EXERCISE: Can you find the lines of the listing that include "color" and copy every one?

━━━━

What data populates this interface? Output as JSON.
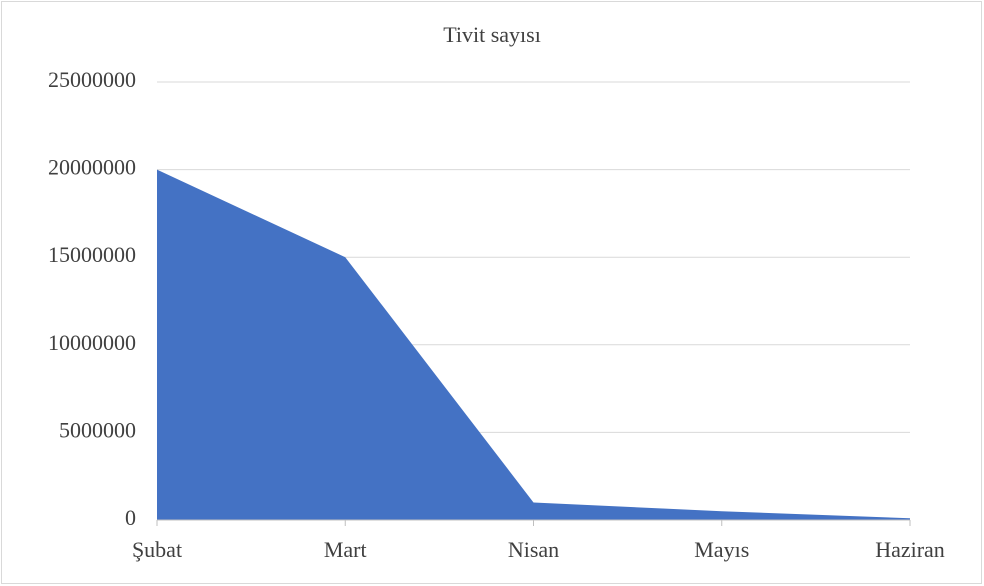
{
  "chart_data": {
    "type": "area",
    "title": "Tivit sayısı",
    "categories": [
      "Şubat",
      "Mart",
      "Nisan",
      "Mayıs",
      "Haziran"
    ],
    "values": [
      20000000,
      15000000,
      1000000,
      500000,
      100000
    ],
    "color": "#4472c4",
    "ylim": [
      0,
      25000000
    ],
    "yticks": [
      0,
      5000000,
      10000000,
      15000000,
      20000000,
      25000000
    ],
    "grid": true
  }
}
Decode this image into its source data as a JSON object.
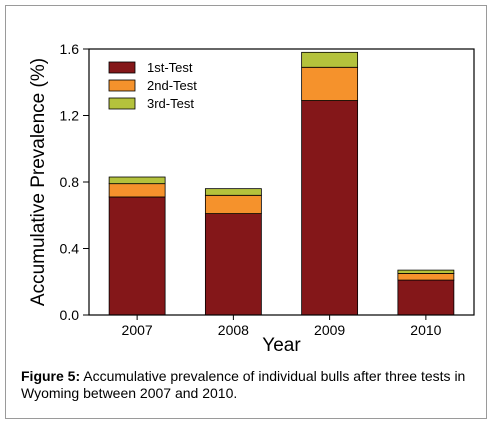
{
  "figure": {
    "caption_label": "Figure 5:",
    "caption_text": "Accumulative prevalence of individual bulls after three tests in Wyoming between 2007 and 2010."
  },
  "chart_data": {
    "type": "bar",
    "stacked": true,
    "categories": [
      "2007",
      "2008",
      "2009",
      "2010"
    ],
    "series": [
      {
        "name": "1st-Test",
        "color": "#841719",
        "values": [
          0.71,
          0.61,
          1.29,
          0.21
        ]
      },
      {
        "name": "2nd-Test",
        "color": "#f5922c",
        "values": [
          0.08,
          0.11,
          0.2,
          0.04
        ]
      },
      {
        "name": "3rd-Test",
        "color": "#b4c23c",
        "values": [
          0.04,
          0.04,
          0.09,
          0.02
        ]
      }
    ],
    "xlabel": "Year",
    "ylabel": "Accumulative Prevalence (%)",
    "ylim": [
      0,
      1.6
    ],
    "yticks": [
      0.0,
      0.4,
      0.8,
      1.2,
      1.6
    ],
    "ytick_labels": [
      "0.0",
      "0.4",
      "0.8",
      "1.2",
      "1.6"
    ],
    "grid": false,
    "legend_position": "top-left"
  }
}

━━━━

RESULT OF THIS TASK:
    "color": "#4472c4",
        "color": "#841719",
        "color": "#f5922c",
        "color": "#b4c23c",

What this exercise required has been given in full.